PROBLEM TO WORK ON ▸
Reproduce the mortgage comparison text word for word, in full.

SELECTION ▸
You can generally expect the rate on a 40-year mortgage to be about 0.50% higher than for a 30-year mortgage.
40-Year Mortgages vs 30-Year Mortgages
Probably the best way to illustrate the difference between a 40-year mortgage and a 30-year mortgage is by providing an example of both scenarios. This will give you an idea what the financial benefits and costs of a 40-year mortgage really are.
Let’s assume you’re purchasing a $375,000 home with a $75,000 down payment (20%) and a $300,000 mortgage. You have good credit and income that will easily qualify you for both loan types. For simplicity’s sake, we’re going to look only at the principal and interest payment on the mortgage itself and ignore property taxes and insurance.
As noted above, our numbers reflect the fact that a 40-year mortgage will generally have a 0.50% higher interest rate than a 30-year mortgage.
Here’s how the 40-year mortgage stacks up against a 30-year mortgage:
|Loan Type / Category||40-Year Mortgage||30-Year Mortgage||Difference|
|Total Interest Paid||$215,498||$126,794||$88,704|
Notice from the table above that the primary benefit of the 40-year mortgage is that you’ll save $111 per month on your payment. That’s the basic advantage a 40-year mortgage provides. It may enable you to either more easily afford the home you’re purchasing or to buy a higher priced home.

DATA ENTRIES ▸
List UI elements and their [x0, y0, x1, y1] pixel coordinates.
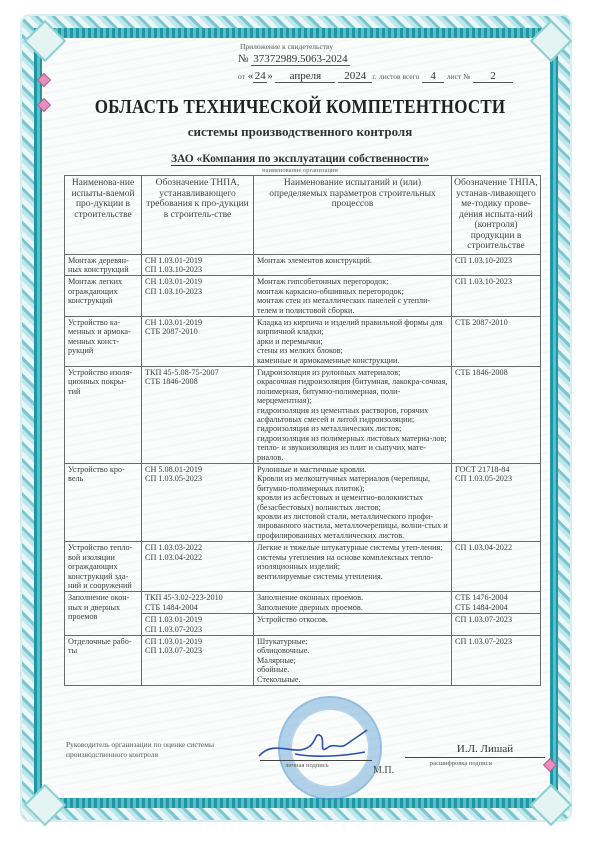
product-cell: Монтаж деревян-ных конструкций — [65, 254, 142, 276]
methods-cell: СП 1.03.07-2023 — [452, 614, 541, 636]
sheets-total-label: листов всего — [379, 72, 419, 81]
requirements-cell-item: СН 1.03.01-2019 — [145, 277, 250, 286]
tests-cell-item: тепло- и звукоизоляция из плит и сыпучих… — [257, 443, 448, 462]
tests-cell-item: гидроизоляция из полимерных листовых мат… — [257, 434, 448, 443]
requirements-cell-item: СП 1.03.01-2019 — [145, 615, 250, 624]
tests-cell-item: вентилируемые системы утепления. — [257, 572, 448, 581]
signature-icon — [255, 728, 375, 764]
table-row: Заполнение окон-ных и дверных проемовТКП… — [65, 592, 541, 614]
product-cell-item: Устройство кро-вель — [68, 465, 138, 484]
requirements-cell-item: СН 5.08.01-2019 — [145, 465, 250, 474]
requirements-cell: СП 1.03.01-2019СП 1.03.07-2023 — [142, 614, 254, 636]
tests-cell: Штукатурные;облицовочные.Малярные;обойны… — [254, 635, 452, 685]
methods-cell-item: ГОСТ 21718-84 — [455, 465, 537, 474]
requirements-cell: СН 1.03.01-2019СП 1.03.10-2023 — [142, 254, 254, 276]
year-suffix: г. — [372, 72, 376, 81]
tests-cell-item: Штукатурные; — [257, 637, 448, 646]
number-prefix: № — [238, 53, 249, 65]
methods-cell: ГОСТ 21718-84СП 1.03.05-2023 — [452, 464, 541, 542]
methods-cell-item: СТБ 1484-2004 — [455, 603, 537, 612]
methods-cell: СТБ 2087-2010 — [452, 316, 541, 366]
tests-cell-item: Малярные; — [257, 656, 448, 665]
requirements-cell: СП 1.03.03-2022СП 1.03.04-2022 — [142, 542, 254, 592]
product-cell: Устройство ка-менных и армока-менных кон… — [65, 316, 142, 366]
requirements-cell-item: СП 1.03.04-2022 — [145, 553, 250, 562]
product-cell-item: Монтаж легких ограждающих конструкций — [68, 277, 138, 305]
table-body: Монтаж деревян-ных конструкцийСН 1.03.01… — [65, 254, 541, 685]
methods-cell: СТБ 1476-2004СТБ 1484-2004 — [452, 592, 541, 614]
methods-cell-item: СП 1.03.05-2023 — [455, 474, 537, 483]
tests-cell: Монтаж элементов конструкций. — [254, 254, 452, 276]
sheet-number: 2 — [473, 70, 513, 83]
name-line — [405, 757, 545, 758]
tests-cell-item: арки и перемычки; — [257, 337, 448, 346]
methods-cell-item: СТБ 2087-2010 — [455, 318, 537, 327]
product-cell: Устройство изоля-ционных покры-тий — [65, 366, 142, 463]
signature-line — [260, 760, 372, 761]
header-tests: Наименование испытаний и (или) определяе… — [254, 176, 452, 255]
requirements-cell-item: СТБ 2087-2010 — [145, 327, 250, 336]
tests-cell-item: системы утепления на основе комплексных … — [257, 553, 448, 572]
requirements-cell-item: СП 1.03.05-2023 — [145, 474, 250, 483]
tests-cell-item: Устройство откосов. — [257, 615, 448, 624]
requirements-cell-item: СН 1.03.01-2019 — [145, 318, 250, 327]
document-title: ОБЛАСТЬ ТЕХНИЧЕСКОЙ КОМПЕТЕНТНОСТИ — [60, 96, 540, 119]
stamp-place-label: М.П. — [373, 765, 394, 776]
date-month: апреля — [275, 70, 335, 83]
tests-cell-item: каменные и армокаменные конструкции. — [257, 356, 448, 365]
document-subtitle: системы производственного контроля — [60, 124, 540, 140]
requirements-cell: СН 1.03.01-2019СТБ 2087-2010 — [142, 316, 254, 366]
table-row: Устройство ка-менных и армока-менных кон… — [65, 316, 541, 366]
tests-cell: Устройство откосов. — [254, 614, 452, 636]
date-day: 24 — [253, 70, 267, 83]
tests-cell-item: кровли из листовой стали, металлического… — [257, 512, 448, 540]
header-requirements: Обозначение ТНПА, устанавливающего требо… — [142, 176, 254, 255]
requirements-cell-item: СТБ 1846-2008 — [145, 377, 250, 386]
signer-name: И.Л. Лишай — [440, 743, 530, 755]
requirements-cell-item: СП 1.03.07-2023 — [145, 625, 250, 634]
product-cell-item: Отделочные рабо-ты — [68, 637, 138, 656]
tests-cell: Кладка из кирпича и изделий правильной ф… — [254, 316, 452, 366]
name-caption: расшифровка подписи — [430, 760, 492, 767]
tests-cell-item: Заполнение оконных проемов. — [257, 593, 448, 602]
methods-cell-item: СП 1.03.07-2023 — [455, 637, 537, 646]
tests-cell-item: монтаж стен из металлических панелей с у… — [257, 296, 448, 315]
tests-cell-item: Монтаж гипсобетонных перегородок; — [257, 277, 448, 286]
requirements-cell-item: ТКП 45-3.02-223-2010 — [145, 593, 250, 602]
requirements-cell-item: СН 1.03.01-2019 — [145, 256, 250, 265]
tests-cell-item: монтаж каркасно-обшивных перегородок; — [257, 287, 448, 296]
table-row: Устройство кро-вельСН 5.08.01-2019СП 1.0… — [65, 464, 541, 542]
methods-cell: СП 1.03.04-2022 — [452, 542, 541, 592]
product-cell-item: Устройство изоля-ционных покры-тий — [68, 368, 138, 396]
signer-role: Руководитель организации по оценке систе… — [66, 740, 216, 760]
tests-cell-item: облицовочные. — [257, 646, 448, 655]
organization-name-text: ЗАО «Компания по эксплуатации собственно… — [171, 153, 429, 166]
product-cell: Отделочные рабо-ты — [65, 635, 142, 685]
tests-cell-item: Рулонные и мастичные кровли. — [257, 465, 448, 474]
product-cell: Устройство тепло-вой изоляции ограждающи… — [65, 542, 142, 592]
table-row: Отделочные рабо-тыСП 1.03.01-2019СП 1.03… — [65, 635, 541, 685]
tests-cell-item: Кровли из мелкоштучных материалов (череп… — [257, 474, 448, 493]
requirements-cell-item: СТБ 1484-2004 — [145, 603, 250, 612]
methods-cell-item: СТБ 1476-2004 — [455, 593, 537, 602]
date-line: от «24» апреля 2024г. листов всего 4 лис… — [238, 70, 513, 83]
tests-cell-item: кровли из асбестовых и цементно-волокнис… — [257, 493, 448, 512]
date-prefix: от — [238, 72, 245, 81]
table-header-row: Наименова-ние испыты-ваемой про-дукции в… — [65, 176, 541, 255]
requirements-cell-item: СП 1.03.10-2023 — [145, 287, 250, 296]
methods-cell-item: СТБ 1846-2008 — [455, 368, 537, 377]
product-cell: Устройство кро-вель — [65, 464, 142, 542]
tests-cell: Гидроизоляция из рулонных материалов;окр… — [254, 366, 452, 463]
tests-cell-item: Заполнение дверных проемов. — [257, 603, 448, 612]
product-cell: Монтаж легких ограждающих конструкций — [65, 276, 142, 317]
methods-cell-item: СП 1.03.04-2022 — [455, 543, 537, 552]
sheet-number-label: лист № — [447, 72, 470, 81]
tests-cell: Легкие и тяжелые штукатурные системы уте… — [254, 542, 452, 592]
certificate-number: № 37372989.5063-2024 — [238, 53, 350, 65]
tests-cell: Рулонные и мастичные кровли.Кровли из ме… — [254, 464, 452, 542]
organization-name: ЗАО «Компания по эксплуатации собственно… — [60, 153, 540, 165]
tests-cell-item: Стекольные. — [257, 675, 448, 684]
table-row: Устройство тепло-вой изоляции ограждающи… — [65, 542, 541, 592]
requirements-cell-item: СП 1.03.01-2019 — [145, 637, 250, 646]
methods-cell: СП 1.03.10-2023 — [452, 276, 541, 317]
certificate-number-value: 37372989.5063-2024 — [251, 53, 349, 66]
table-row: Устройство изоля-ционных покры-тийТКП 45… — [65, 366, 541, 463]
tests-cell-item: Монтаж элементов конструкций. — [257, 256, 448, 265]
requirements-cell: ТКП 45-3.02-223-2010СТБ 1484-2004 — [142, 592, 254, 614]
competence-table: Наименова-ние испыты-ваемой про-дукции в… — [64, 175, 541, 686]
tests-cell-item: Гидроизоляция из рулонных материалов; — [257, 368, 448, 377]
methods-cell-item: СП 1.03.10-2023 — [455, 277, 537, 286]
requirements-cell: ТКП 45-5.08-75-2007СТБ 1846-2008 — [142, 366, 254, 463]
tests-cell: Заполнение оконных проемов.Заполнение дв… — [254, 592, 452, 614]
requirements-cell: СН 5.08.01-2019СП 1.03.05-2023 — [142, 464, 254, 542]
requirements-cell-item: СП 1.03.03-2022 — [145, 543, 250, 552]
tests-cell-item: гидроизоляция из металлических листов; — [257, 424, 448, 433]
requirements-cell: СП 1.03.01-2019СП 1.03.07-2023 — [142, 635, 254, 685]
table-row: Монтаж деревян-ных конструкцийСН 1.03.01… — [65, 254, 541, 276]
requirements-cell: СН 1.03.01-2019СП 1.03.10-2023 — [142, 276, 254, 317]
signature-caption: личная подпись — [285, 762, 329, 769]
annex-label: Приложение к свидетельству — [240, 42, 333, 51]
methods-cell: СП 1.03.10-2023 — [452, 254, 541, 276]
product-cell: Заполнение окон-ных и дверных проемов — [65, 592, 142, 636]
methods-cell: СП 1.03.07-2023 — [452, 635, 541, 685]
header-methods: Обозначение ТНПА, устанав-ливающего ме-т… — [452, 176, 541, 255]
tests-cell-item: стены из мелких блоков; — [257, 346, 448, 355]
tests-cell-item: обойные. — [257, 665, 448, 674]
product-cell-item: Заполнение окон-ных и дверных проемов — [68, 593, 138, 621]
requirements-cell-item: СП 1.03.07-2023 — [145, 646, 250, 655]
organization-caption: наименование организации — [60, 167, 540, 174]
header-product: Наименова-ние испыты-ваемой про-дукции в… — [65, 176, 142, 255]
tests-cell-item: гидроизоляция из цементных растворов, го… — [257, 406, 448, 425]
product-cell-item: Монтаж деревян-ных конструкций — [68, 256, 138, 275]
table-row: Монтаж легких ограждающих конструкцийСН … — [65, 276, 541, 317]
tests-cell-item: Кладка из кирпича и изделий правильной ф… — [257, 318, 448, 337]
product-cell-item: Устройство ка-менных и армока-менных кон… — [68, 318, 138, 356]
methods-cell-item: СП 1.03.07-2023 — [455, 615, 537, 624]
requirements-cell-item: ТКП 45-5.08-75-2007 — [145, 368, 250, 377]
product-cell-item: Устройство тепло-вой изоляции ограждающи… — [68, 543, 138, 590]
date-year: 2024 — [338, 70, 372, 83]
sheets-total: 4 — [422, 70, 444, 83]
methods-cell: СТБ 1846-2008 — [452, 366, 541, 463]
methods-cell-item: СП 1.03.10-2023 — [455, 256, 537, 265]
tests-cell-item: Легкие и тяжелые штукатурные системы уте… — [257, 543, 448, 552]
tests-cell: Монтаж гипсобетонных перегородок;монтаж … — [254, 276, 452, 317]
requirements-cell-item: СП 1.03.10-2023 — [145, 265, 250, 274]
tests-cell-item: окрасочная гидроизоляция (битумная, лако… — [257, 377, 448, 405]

RESULT FOR THIS TASK ▸
You can generally expect the rate on a 40-year mortgage to be about 0.50% higher than for a 30-year mortgage.
40-Year Mortgages vs 30-Year Mortgages
Probably the best way to illustrate the difference between a 40-year mortgage and a 30-year mortgage is by providing an example of both scenarios. This will give you an idea what the financial benefits and costs of a 40-year mortgage really are.
Let’s assume you’re purchasing a $375,000 home with a $75,000 down payment (20%) and a $300,000 mortgage. You have good credit and income that will easily qualify you for both loan types. For simplicity’s sake, we’re going to look only at the principal and interest payment on the mortgage itself and ignore property taxes and insurance.
As noted above, our numbers reflect the fact that a 40-year mortgage will generally have a 0.50% higher interest rate than a 30-year mortgage.
Here’s how the 40-year mortgage stacks up against a 30-year mortgage:
|Loan Type / Category||40-Year Mortgage||30-Year Mortgage||Difference|
|Total Interest Paid||$215,498||$126,794||$88,704|
Notice from the table above that the primary benefit of the 40-year mortgage is that you’ll save $111 per month on your payment. That’s the basic advantage a 40-year mortgage provides. It may enable you to either more easily afford the home you’re purchasing or to buy a higher priced home.